- PROVIDED MATERIAL -
[Start]

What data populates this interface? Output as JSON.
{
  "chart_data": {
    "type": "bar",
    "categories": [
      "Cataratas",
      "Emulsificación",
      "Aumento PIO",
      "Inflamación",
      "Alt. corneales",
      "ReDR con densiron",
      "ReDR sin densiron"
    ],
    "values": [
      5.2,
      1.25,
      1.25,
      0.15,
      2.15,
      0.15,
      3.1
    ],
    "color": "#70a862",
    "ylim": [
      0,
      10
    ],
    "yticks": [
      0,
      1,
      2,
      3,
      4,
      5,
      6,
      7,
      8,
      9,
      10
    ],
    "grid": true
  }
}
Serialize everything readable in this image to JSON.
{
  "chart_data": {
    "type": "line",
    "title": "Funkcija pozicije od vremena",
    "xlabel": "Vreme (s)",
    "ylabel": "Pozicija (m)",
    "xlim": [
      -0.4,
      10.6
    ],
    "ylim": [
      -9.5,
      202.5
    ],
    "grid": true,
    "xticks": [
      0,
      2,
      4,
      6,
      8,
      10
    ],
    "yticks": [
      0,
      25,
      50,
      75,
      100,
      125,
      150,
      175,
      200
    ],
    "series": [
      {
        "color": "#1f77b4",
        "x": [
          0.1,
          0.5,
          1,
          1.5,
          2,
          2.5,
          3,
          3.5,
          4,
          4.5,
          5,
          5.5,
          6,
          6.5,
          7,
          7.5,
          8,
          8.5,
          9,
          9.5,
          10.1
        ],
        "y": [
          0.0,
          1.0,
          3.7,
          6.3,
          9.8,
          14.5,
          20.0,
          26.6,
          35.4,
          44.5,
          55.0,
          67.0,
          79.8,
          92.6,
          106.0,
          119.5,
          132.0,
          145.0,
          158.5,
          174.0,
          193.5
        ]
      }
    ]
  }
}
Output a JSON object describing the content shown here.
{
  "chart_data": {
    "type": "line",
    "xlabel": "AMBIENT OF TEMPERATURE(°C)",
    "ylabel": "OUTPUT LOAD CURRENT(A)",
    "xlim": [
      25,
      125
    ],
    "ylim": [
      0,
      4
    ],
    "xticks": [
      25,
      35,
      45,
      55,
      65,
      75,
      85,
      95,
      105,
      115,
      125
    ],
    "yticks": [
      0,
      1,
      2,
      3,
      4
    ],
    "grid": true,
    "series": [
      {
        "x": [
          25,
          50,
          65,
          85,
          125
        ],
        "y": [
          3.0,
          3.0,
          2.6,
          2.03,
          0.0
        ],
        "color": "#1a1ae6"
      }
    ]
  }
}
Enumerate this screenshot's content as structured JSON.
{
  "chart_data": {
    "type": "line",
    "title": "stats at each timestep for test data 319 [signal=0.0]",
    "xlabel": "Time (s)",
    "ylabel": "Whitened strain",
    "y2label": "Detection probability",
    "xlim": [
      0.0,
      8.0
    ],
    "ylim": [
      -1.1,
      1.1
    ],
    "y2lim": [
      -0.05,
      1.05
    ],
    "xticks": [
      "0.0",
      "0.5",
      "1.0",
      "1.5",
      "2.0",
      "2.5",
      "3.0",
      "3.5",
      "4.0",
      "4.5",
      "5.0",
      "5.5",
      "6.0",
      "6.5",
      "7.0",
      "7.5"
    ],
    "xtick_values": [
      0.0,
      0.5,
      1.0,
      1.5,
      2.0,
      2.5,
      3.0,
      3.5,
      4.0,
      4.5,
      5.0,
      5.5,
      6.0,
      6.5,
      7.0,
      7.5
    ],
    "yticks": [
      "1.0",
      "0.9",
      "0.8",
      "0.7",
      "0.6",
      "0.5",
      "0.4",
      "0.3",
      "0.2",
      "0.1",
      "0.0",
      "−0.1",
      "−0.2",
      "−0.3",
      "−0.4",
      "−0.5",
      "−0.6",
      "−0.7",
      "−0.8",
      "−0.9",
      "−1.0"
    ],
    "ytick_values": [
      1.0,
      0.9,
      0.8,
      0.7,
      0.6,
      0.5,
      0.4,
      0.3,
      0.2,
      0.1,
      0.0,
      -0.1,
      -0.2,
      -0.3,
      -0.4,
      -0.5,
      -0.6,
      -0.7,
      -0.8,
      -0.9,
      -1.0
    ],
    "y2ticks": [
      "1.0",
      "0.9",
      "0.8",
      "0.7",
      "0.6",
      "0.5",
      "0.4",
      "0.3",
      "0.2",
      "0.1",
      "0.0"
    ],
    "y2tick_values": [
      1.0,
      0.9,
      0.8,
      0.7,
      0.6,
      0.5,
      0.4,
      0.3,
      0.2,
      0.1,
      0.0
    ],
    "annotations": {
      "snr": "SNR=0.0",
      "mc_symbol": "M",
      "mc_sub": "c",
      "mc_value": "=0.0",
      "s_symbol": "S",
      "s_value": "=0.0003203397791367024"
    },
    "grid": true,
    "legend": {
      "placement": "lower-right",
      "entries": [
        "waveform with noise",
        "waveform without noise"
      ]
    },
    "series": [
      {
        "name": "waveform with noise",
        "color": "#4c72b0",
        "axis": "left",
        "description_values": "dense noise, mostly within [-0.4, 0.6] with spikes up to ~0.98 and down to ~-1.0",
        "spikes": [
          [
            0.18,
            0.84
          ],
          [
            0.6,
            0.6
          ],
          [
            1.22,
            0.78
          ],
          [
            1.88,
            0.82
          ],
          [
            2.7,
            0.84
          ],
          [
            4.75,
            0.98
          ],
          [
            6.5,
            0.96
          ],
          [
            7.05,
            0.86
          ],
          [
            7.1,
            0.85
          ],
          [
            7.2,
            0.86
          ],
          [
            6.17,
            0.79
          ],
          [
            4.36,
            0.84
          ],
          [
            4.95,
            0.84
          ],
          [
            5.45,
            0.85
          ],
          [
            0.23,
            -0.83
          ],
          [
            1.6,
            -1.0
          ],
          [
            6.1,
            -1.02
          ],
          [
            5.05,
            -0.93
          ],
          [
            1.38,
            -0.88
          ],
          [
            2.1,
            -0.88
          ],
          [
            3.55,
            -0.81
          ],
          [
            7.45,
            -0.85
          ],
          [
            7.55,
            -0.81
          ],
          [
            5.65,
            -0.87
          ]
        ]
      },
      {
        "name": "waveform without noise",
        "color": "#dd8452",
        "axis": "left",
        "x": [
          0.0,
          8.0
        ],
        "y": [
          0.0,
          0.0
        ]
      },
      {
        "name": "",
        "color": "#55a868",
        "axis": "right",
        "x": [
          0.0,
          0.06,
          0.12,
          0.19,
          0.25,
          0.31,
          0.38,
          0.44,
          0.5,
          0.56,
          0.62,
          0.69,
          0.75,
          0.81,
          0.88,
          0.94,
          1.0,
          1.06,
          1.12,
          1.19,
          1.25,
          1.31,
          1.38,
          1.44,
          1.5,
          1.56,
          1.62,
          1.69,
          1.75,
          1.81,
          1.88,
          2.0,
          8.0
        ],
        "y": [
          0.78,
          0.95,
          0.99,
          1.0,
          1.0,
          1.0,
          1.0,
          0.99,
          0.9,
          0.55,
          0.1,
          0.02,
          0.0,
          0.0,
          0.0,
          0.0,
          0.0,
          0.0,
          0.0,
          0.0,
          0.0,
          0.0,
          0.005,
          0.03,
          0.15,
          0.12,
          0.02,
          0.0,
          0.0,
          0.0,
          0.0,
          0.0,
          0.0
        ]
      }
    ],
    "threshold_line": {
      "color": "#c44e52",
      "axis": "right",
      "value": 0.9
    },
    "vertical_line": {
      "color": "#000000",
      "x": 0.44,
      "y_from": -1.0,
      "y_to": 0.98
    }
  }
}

[End]

- TASK DETAILS -
Give the listing above again, word for word.

- ANSWER FOR THE TASK -
What data populates this interface? Output as JSON.
{
  "chart_data": {
    "type": "bar",
    "categories": [
      "Cataratas",
      "Emulsificación",
      "Aumento PIO",
      "Inflamación",
      "Alt. corneales",
      "ReDR con densiron",
      "ReDR sin densiron"
    ],
    "values": [
      5.2,
      1.25,
      1.25,
      0.15,
      2.15,
      0.15,
      3.1
    ],
    "color": "#70a862",
    "ylim": [
      0,
      10
    ],
    "yticks": [
      0,
      1,
      2,
      3,
      4,
      5,
      6,
      7,
      8,
      9,
      10
    ],
    "grid": true
  }
}
Serialize everything readable in this image to JSON.
{
  "chart_data": {
    "type": "line",
    "title": "Funkcija pozicije od vremena",
    "xlabel": "Vreme (s)",
    "ylabel": "Pozicija (m)",
    "xlim": [
      -0.4,
      10.6
    ],
    "ylim": [
      -9.5,
      202.5
    ],
    "grid": true,
    "xticks": [
      0,
      2,
      4,
      6,
      8,
      10
    ],
    "yticks": [
      0,
      25,
      50,
      75,
      100,
      125,
      150,
      175,
      200
    ],
    "series": [
      {
        "color": "#1f77b4",
        "x": [
          0.1,
          0.5,
          1,
          1.5,
          2,
          2.5,
          3,
          3.5,
          4,
          4.5,
          5,
          5.5,
          6,
          6.5,
          7,
          7.5,
          8,
          8.5,
          9,
          9.5,
          10.1
        ],
        "y": [
          0.0,
          1.0,
          3.7,
          6.3,
          9.8,
          14.5,
          20.0,
          26.6,
          35.4,
          44.5,
          55.0,
          67.0,
          79.8,
          92.6,
          106.0,
          119.5,
          132.0,
          145.0,
          158.5,
          174.0,
          193.5
        ]
      }
    ]
  }
}
Output a JSON object describing the content shown here.
{
  "chart_data": {
    "type": "line",
    "xlabel": "AMBIENT OF TEMPERATURE(°C)",
    "ylabel": "OUTPUT LOAD CURRENT(A)",
    "xlim": [
      25,
      125
    ],
    "ylim": [
      0,
      4
    ],
    "xticks": [
      25,
      35,
      45,
      55,
      65,
      75,
      85,
      95,
      105,
      115,
      125
    ],
    "yticks": [
      0,
      1,
      2,
      3,
      4
    ],
    "grid": true,
    "series": [
      {
        "x": [
          25,
          50,
          65,
          85,
          125
        ],
        "y": [
          3.0,
          3.0,
          2.6,
          2.03,
          0.0
        ],
        "color": "#1a1ae6"
      }
    ]
  }
}
Enumerate this screenshot's content as structured JSON.
{
  "chart_data": {
    "type": "line",
    "title": "stats at each timestep for test data 319 [signal=0.0]",
    "xlabel": "Time (s)",
    "ylabel": "Whitened strain",
    "y2label": "Detection probability",
    "xlim": [
      0.0,
      8.0
    ],
    "ylim": [
      -1.1,
      1.1
    ],
    "y2lim": [
      -0.05,
      1.05
    ],
    "xticks": [
      "0.0",
      "0.5",
      "1.0",
      "1.5",
      "2.0",
      "2.5",
      "3.0",
      "3.5",
      "4.0",
      "4.5",
      "5.0",
      "5.5",
      "6.0",
      "6.5",
      "7.0",
      "7.5"
    ],
    "xtick_values": [
      0.0,
      0.5,
      1.0,
      1.5,
      2.0,
      2.5,
      3.0,
      3.5,
      4.0,
      4.5,
      5.0,
      5.5,
      6.0,
      6.5,
      7.0,
      7.5
    ],
    "yticks": [
      "1.0",
      "0.9",
      "0.8",
      "0.7",
      "0.6",
      "0.5",
      "0.4",
      "0.3",
      "0.2",
      "0.1",
      "0.0",
      "−0.1",
      "−0.2",
      "−0.3",
      "−0.4",
      "−0.5",
      "−0.6",
      "−0.7",
      "−0.8",
      "−0.9",
      "−1.0"
    ],
    "ytick_values": [
      1.0,
      0.9,
      0.8,
      0.7,
      0.6,
      0.5,
      0.4,
      0.3,
      0.2,
      0.1,
      0.0,
      -0.1,
      -0.2,
      -0.3,
      -0.4,
      -0.5,
      -0.6,
      -0.7,
      -0.8,
      -0.9,
      -1.0
    ],
    "y2ticks": [
      "1.0",
      "0.9",
      "0.8",
      "0.7",
      "0.6",
      "0.5",
      "0.4",
      "0.3",
      "0.2",
      "0.1",
      "0.0"
    ],
    "y2tick_values": [
      1.0,
      0.9,
      0.8,
      0.7,
      0.6,
      0.5,
      0.4,
      0.3,
      0.2,
      0.1,
      0.0
    ],
    "annotations": {
      "snr": "SNR=0.0",
      "mc_symbol": "M",
      "mc_sub": "c",
      "mc_value": "=0.0",
      "s_symbol": "S",
      "s_value": "=0.0003203397791367024"
    },
    "grid": true,
    "legend": {
      "placement": "lower-right",
      "entries": [
        "waveform with noise",
        "waveform without noise"
      ]
    },
    "series": [
      {
        "name": "waveform with noise",
        "color": "#4c72b0",
        "axis": "left",
        "description_values": "dense noise, mostly within [-0.4, 0.6] with spikes up to ~0.98 and down to ~-1.0",
        "spikes": [
          [
            0.18,
            0.84
          ],
          [
            0.6,
            0.6
          ],
          [
            1.22,
            0.78
          ],
          [
            1.88,
            0.82
          ],
          [
            2.7,
            0.84
          ],
          [
            4.75,
            0.98
          ],
          [
            6.5,
            0.96
          ],
          [
            7.05,
            0.86
          ],
          [
            7.1,
            0.85
          ],
          [
            7.2,
            0.86
          ],
          [
            6.17,
            0.79
          ],
          [
            4.36,
            0.84
          ],
          [
            4.95,
            0.84
          ],
          [
            5.45,
            0.85
          ],
          [
            0.23,
            -0.83
          ],
          [
            1.6,
            -1.0
          ],
          [
            6.1,
            -1.02
          ],
          [
            5.05,
            -0.93
          ],
          [
            1.38,
            -0.88
          ],
          [
            2.1,
            -0.88
          ],
          [
            3.55,
            -0.81
          ],
          [
            7.45,
            -0.85
          ],
          [
            7.55,
            -0.81
          ],
          [
            5.65,
            -0.87
          ]
        ]
      },
      {
        "name": "waveform without noise",
        "color": "#dd8452",
        "axis": "left",
        "x": [
          0.0,
          8.0
        ],
        "y": [
          0.0,
          0.0
        ]
      },
      {
        "name": "",
        "color": "#55a868",
        "axis": "right",
        "x": [
          0.0,
          0.06,
          0.12,
          0.19,
          0.25,
          0.31,
          0.38,
          0.44,
          0.5,
          0.56,
          0.62,
          0.69,
          0.75,
          0.81,
          0.88,
          0.94,
          1.0,
          1.06,
          1.12,
          1.19,
          1.25,
          1.31,
          1.38,
          1.44,
          1.5,
          1.56,
          1.62,
          1.69,
          1.75,
          1.81,
          1.88,
          2.0,
          8.0
        ],
        "y": [
          0.78,
          0.95,
          0.99,
          1.0,
          1.0,
          1.0,
          1.0,
          0.99,
          0.9,
          0.55,
          0.1,
          0.02,
          0.0,
          0.0,
          0.0,
          0.0,
          0.0,
          0.0,
          0.0,
          0.0,
          0.0,
          0.0,
          0.005,
          0.03,
          0.15,
          0.12,
          0.02,
          0.0,
          0.0,
          0.0,
          0.0,
          0.0,
          0.0
        ]
      }
    ],
    "threshold_line": {
      "color": "#c44e52",
      "axis": "right",
      "value": 0.9
    },
    "vertical_line": {
      "color": "#000000",
      "x": 0.44,
      "y_from": -1.0,
      "y_to": 0.98
    }
  }
}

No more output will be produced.